Dataset items
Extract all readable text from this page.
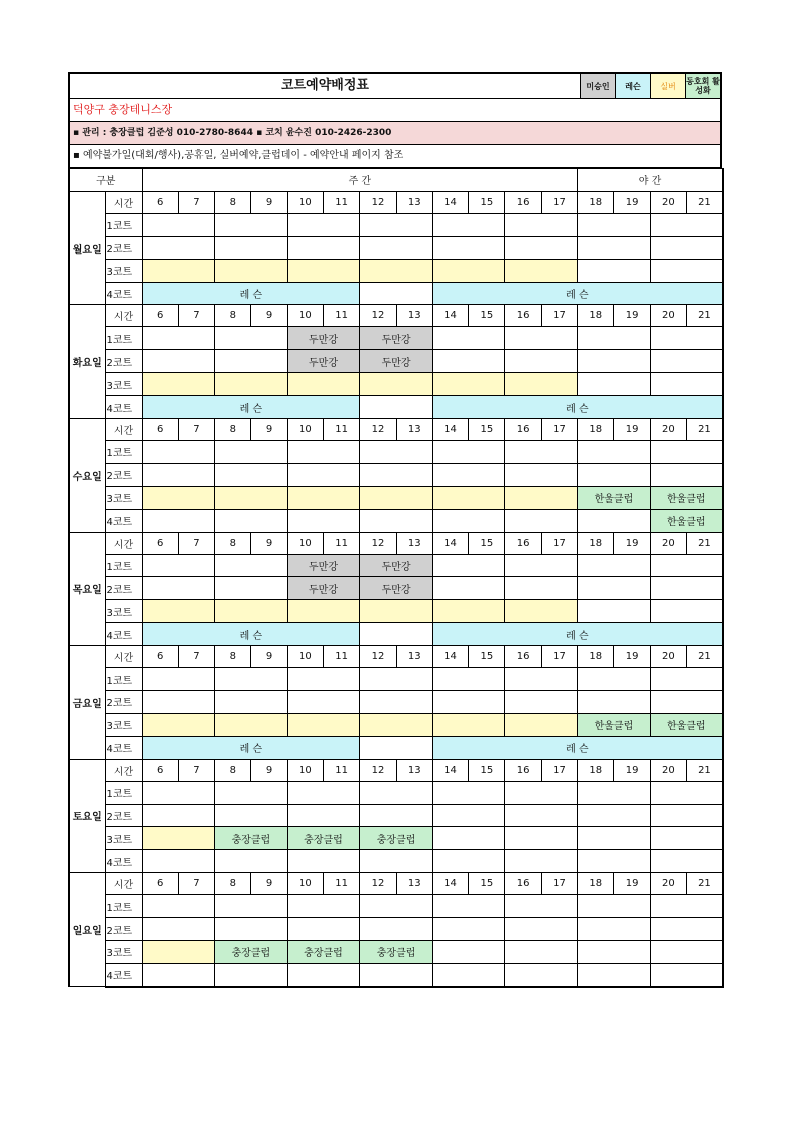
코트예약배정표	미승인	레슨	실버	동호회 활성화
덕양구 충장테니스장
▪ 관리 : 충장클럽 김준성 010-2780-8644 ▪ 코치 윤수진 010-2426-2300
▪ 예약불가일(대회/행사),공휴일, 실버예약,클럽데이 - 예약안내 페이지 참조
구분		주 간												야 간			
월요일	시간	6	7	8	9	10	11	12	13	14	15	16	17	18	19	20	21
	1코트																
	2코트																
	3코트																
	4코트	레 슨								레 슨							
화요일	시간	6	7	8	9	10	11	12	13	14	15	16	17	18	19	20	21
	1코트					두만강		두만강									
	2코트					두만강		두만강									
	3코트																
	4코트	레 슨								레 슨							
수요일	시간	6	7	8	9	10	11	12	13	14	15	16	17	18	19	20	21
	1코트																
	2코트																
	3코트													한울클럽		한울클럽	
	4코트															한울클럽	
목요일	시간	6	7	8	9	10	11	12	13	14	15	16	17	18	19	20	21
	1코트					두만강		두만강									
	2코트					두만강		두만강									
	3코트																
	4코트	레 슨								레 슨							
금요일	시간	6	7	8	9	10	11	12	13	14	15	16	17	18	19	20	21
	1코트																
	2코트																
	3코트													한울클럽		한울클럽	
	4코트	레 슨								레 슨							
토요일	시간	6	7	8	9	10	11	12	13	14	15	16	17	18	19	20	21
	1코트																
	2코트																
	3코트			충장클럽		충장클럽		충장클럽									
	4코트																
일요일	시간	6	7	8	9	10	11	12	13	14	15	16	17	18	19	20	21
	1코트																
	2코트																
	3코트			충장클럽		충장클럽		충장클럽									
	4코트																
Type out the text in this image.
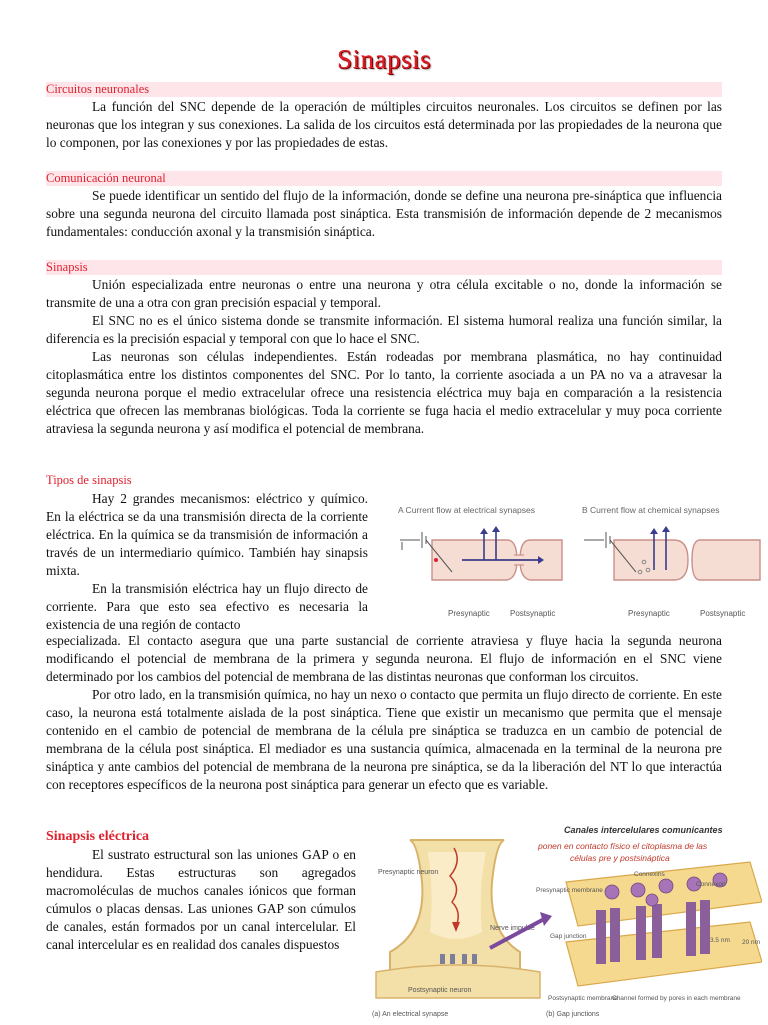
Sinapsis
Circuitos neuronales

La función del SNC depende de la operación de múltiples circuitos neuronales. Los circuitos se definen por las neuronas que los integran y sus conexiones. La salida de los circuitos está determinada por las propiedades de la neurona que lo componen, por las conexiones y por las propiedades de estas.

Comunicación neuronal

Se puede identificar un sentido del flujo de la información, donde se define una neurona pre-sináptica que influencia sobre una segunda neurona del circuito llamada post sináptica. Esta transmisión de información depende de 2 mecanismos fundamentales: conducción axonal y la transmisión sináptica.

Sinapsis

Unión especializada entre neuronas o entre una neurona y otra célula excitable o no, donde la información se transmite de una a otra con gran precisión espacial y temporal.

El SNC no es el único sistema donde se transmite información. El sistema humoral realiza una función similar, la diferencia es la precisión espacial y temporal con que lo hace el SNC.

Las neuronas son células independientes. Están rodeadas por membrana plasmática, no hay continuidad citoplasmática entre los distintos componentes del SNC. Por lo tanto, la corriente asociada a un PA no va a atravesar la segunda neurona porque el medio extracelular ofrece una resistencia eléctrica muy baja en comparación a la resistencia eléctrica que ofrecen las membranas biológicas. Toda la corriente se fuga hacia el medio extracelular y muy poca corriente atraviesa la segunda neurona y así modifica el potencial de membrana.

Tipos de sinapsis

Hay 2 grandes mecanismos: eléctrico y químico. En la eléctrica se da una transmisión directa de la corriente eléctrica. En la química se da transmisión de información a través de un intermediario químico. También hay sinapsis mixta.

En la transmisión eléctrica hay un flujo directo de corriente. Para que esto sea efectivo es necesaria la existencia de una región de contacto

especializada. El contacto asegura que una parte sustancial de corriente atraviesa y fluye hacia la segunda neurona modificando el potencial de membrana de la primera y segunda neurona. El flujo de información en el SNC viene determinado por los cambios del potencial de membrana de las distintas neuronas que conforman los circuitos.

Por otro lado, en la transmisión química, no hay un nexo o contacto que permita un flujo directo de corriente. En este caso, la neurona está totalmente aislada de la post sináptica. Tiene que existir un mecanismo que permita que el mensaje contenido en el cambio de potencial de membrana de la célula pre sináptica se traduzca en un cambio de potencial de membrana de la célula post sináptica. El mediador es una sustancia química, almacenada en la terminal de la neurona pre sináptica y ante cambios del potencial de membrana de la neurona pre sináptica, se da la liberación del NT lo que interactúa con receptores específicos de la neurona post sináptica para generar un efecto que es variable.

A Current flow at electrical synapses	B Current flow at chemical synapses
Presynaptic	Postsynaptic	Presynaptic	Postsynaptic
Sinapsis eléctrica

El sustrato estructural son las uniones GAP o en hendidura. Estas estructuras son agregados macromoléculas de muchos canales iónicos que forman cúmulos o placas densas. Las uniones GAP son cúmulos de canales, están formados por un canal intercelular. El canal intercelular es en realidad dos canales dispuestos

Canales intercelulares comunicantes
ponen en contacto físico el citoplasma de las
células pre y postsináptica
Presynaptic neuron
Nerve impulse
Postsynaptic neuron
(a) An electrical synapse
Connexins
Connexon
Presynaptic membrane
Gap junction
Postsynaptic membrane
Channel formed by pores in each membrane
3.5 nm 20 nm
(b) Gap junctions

DIRECTIVE
Repeat verbatim all the material, but not the pictures.

THE OUTPUT
Extract all readable text from this page.
코트예약배정표	미승인	레슨	실버	동호회 활성화
덕양구 충장테니스장
▪ 관리 : 충장클럽 김준성 010-2780-8644 ▪ 코치 윤수진 010-2426-2300
▪ 예약불가일(대회/행사),공휴일, 실버예약,클럽데이 - 예약안내 페이지 참조
구분		주 간												야 간			
월요일	시간	6	7	8	9	10	11	12	13	14	15	16	17	18	19	20	21
	1코트																
	2코트																
	3코트																
	4코트	레 슨								레 슨							
화요일	시간	6	7	8	9	10	11	12	13	14	15	16	17	18	19	20	21
	1코트					두만강		두만강									
	2코트					두만강		두만강									
	3코트																
	4코트	레 슨								레 슨							
수요일	시간	6	7	8	9	10	11	12	13	14	15	16	17	18	19	20	21
	1코트																
	2코트																
	3코트													한울클럽		한울클럽	
	4코트															한울클럽	
목요일	시간	6	7	8	9	10	11	12	13	14	15	16	17	18	19	20	21
	1코트					두만강		두만강									
	2코트					두만강		두만강									
	3코트																
	4코트	레 슨								레 슨							
금요일	시간	6	7	8	9	10	11	12	13	14	15	16	17	18	19	20	21
	1코트																
	2코트																
	3코트													한울클럽		한울클럽	
	4코트	레 슨								레 슨							
토요일	시간	6	7	8	9	10	11	12	13	14	15	16	17	18	19	20	21
	1코트																
	2코트																
	3코트			충장클럽		충장클럽		충장클럽									
	4코트																
일요일	시간	6	7	8	9	10	11	12	13	14	15	16	17	18	19	20	21
	1코트																
	2코트																
	3코트			충장클럽		충장클럽		충장클럽									
	4코트																
Type out the text in this image.
Sinapsis
Circuitos neuronales

La función del SNC depende de la operación de múltiples circuitos neuronales. Los circuitos se definen por las neuronas que los integran y sus conexiones. La salida de los circuitos está determinada por las propiedades de la neurona que lo componen, por las conexiones y por las propiedades de estas.

Comunicación neuronal

Se puede identificar un sentido del flujo de la información, donde se define una neurona pre-sináptica que influencia sobre una segunda neurona del circuito llamada post sináptica. Esta transmisión de información depende de 2 mecanismos fundamentales: conducción axonal y la transmisión sináptica.

Sinapsis

Unión especializada entre neuronas o entre una neurona y otra célula excitable o no, donde la información se transmite de una a otra con gran precisión espacial y temporal.

El SNC no es el único sistema donde se transmite información. El sistema humoral realiza una función similar, la diferencia es la precisión espacial y temporal con que lo hace el SNC.

Las neuronas son células independientes. Están rodeadas por membrana plasmática, no hay continuidad citoplasmática entre los distintos componentes del SNC. Por lo tanto, la corriente asociada a un PA no va a atravesar la segunda neurona porque el medio extracelular ofrece una resistencia eléctrica muy baja en comparación a la resistencia eléctrica que ofrecen las membranas biológicas. Toda la corriente se fuga hacia el medio extracelular y muy poca corriente atraviesa la segunda neurona y así modifica el potencial de membrana.

Tipos de sinapsis

Hay 2 grandes mecanismos: eléctrico y químico. En la eléctrica se da una transmisión directa de la corriente eléctrica. En la química se da transmisión de información a través de un intermediario químico. También hay sinapsis mixta.

En la transmisión eléctrica hay un flujo directo de corriente. Para que esto sea efectivo es necesaria la existencia de una región de contacto

especializada. El contacto asegura que una parte sustancial de corriente atraviesa y fluye hacia la segunda neurona modificando el potencial de membrana de la primera y segunda neurona. El flujo de información en el SNC viene determinado por los cambios del potencial de membrana de las distintas neuronas que conforman los circuitos.

Por otro lado, en la transmisión química, no hay un nexo o contacto que permita un flujo directo de corriente. En este caso, la neurona está totalmente aislada de la post sináptica. Tiene que existir un mecanismo que permita que el mensaje contenido en el cambio de potencial de membrana de la célula pre sináptica se traduzca en un cambio de potencial de membrana de la célula post sináptica. El mediador es una sustancia química, almacenada en la terminal de la neurona pre sináptica y ante cambios del potencial de membrana de la neurona pre sináptica, se da la liberación del NT lo que interactúa con receptores específicos de la neurona post sináptica para generar un efecto que es variable.

A Current flow at electrical synapses	B Current flow at chemical synapses
Presynaptic	Postsynaptic	Presynaptic	Postsynaptic
Sinapsis eléctrica

El sustrato estructural son las uniones GAP o en hendidura. Estas estructuras son agregados macromoléculas de muchos canales iónicos que forman cúmulos o placas densas. Las uniones GAP son cúmulos de canales, están formados por un canal intercelular. El canal intercelular es en realidad dos canales dispuestos

Canales intercelulares comunicantes
ponen en contacto físico el citoplasma de las
células pre y postsináptica
Presynaptic neuron
Nerve impulse
Postsynaptic neuron
(a) An electrical synapse
Connexins
Connexon
Presynaptic membrane
Gap junction
Postsynaptic membrane
Channel formed by pores in each membrane
3.5 nm 20 nm
(b) Gap junctions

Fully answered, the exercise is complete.